_TASK OBJECTIVE_
Read the records below and copy each line that contains "precision".
# # # #
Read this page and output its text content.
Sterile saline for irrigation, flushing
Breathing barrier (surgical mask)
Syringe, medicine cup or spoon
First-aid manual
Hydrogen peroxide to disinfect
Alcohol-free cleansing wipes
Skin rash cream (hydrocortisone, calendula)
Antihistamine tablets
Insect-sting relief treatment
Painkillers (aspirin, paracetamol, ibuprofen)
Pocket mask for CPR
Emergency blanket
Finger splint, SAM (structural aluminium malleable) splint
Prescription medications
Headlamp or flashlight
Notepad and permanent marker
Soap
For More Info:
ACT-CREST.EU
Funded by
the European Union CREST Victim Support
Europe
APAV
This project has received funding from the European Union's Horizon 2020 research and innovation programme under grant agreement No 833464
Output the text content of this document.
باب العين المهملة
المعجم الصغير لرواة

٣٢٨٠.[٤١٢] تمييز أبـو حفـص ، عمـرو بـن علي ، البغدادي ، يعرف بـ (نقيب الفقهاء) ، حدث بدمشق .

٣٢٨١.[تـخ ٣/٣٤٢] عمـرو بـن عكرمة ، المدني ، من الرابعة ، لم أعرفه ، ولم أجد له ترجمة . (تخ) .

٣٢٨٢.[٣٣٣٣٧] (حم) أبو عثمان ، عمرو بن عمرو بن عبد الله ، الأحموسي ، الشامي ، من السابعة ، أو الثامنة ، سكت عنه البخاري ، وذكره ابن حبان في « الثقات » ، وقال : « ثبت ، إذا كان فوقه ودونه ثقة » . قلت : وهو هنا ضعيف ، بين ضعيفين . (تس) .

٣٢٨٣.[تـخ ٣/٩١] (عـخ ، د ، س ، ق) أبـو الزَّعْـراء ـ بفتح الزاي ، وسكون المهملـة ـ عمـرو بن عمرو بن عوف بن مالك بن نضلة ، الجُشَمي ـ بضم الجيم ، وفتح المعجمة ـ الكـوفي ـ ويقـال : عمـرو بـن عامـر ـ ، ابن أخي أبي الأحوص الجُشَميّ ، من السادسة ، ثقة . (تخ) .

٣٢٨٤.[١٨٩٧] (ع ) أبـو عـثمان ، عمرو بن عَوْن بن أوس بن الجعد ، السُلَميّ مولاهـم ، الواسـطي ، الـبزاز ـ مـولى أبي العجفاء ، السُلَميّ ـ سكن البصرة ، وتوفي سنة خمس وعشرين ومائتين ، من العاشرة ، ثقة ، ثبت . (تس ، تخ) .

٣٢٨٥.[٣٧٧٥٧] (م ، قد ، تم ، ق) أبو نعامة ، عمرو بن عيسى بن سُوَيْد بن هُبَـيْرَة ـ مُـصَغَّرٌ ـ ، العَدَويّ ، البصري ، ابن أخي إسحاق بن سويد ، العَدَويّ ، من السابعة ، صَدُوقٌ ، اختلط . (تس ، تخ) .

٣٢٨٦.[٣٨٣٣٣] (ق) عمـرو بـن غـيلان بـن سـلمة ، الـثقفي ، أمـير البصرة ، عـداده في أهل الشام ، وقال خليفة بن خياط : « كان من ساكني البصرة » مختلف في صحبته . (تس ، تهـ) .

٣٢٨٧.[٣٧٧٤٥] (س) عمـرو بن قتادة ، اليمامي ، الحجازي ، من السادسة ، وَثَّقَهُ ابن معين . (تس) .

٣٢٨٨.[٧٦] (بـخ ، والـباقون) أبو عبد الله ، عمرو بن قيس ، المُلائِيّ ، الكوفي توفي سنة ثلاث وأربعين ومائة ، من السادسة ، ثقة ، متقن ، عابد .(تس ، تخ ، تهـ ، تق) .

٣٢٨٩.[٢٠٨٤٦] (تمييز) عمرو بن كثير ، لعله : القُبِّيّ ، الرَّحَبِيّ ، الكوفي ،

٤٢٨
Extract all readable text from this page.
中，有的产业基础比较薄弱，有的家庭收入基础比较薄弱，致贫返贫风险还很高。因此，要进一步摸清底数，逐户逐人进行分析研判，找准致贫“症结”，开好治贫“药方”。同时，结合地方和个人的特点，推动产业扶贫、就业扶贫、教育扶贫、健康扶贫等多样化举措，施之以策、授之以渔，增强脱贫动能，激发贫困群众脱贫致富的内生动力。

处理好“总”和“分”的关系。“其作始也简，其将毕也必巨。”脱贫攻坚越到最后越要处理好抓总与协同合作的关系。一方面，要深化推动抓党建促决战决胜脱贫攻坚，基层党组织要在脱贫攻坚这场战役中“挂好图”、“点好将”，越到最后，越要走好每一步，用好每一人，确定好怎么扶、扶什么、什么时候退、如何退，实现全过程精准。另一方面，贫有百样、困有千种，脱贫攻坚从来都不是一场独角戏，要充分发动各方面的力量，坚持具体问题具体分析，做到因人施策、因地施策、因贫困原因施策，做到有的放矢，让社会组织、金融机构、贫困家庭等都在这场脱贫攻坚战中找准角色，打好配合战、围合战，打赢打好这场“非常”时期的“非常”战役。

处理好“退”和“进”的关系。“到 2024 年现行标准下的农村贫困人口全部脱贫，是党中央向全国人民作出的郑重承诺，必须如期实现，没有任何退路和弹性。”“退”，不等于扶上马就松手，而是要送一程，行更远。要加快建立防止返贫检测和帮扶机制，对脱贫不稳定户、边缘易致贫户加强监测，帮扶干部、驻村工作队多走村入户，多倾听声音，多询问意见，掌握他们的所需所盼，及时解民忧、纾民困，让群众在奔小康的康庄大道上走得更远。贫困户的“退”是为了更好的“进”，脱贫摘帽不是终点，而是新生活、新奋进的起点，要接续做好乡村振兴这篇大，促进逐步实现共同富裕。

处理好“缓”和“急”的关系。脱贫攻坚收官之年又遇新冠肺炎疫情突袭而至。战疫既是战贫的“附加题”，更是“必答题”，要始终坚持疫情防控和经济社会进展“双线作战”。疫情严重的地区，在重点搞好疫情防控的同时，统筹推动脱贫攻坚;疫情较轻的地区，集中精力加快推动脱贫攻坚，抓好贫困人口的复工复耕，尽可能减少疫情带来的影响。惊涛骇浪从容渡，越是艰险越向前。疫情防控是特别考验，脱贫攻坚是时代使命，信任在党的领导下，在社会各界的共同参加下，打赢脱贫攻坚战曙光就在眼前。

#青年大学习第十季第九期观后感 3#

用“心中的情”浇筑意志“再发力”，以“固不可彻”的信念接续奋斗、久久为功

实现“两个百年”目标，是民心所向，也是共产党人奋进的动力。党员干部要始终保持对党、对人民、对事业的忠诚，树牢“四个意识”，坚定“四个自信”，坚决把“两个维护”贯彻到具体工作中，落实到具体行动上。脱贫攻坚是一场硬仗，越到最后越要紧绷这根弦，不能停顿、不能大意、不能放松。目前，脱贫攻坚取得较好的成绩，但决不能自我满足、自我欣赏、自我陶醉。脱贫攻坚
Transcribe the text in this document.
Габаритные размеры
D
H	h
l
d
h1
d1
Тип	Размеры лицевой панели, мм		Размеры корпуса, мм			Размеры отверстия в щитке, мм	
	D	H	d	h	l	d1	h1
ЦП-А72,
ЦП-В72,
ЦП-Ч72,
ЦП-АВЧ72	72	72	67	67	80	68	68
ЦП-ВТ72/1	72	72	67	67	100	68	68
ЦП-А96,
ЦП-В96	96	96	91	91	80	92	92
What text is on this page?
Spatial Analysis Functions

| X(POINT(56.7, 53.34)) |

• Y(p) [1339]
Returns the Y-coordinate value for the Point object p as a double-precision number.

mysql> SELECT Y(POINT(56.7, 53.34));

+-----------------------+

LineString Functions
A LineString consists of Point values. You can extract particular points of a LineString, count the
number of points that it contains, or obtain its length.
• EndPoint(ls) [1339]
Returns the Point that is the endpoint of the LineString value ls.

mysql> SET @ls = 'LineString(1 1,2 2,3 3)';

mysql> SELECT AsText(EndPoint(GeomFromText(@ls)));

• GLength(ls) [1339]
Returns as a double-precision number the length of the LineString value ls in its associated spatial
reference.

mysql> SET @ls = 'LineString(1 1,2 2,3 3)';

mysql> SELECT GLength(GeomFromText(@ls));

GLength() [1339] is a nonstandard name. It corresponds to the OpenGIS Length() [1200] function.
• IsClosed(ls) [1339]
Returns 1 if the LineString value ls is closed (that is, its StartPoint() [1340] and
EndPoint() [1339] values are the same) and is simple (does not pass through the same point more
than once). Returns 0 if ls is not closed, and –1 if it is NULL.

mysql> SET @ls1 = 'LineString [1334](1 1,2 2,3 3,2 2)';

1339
# # # #
_SOLUTION TO THIS TASK_
Returns the Y-coordinate value for the Point object p as a double-precision number.
Returns as a double-precision number the length of the LineString value ls in its associated spatial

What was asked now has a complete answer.